[Dataset entries]

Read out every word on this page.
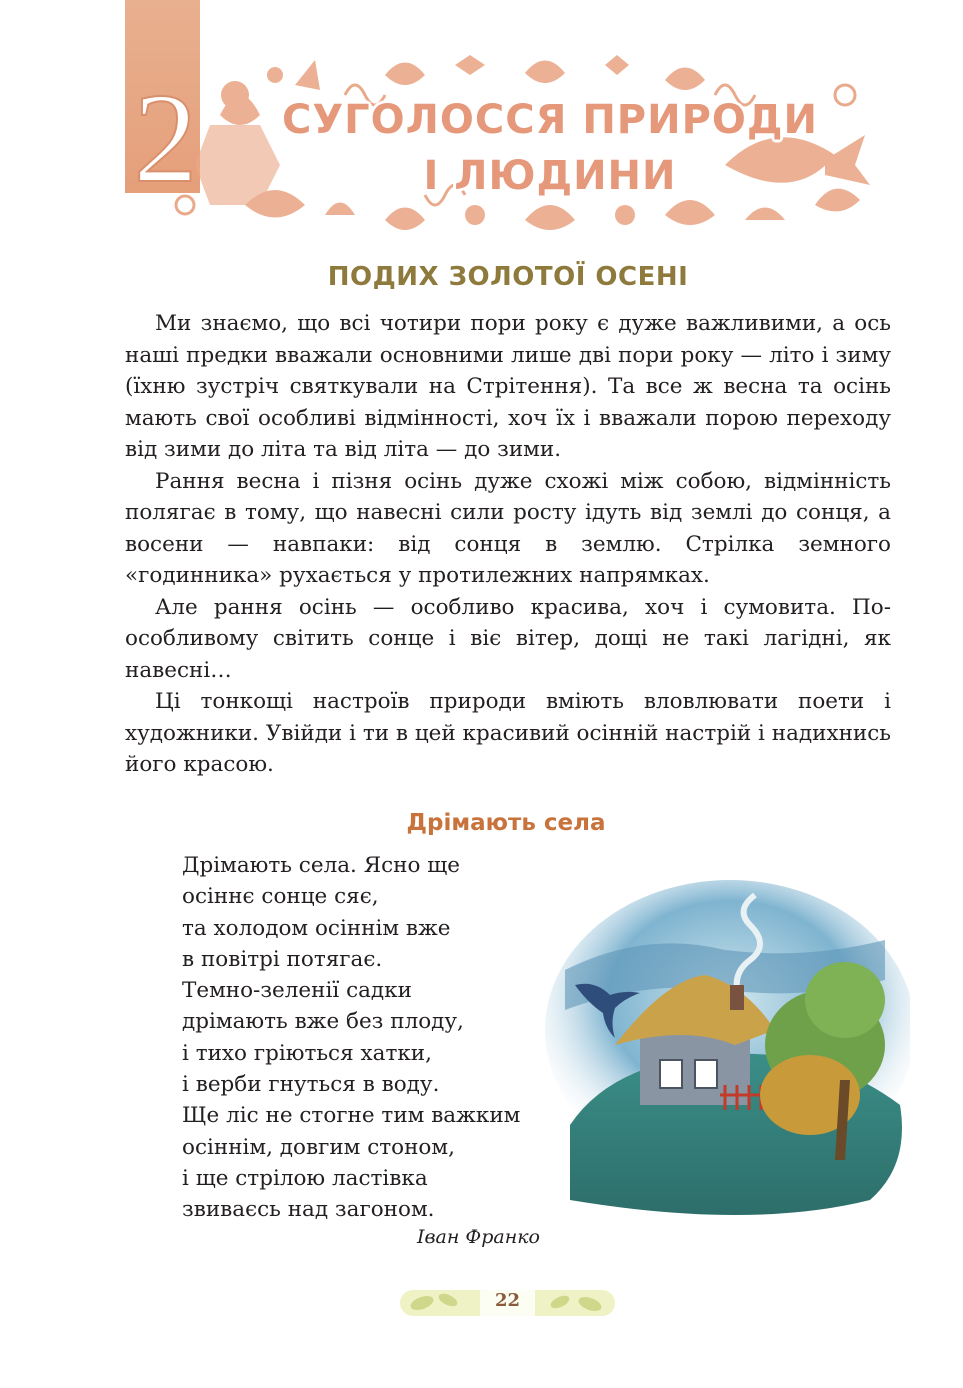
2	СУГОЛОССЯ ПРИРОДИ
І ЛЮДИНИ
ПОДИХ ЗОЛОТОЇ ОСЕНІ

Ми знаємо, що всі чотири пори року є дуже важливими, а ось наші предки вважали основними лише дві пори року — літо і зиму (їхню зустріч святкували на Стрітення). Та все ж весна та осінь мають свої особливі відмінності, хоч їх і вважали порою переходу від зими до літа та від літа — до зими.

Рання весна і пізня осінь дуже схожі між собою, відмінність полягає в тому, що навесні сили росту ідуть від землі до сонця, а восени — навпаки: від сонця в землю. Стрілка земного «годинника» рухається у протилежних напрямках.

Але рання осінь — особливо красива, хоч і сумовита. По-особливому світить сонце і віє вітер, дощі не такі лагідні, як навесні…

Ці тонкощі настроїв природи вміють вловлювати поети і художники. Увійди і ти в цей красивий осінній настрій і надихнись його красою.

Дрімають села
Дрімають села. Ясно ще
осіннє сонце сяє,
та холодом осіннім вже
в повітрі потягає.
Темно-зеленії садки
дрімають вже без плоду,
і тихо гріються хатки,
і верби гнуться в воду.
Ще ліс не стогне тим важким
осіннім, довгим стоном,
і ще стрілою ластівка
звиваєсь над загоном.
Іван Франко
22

▶ _WHAT YOU ARE ASKED TO DO_
Your task is to copy the entries in full and exactly, without any images.

▶ _OUTPUT_
Read out every word on this page.
2	СУГОЛОССЯ ПРИРОДИ
І ЛЮДИНИ
ПОДИХ ЗОЛОТОЇ ОСЕНІ

Ми знаємо, що всі чотири пори року є дуже важливими, а ось наші предки вважали основними лише дві пори року — літо і зиму (їхню зустріч святкували на Стрітення). Та все ж весна та осінь мають свої особливі відмінності, хоч їх і вважали порою переходу від зими до літа та від літа — до зими.

Рання весна і пізня осінь дуже схожі між собою, відмінність полягає в тому, що навесні сили росту ідуть від землі до сонця, а восени — навпаки: від сонця в землю. Стрілка земного «годинника» рухається у протилежних напрямках.

Але рання осінь — особливо красива, хоч і сумовита. По-особливому світить сонце і віє вітер, дощі не такі лагідні, як навесні…

Ці тонкощі настроїв природи вміють вловлювати поети і художники. Увійди і ти в цей красивий осінній настрій і надихнись його красою.

Дрімають села
Дрімають села. Ясно ще
осіннє сонце сяє,
та холодом осіннім вже
в повітрі потягає.
Темно-зеленії садки
дрімають вже без плоду,
і тихо гріються хатки,
і верби гнуться в воду.
Ще ліс не стогне тим важким
осіннім, довгим стоном,
і ще стрілою ластівка
звиваєсь над загоном.
Іван Франко
22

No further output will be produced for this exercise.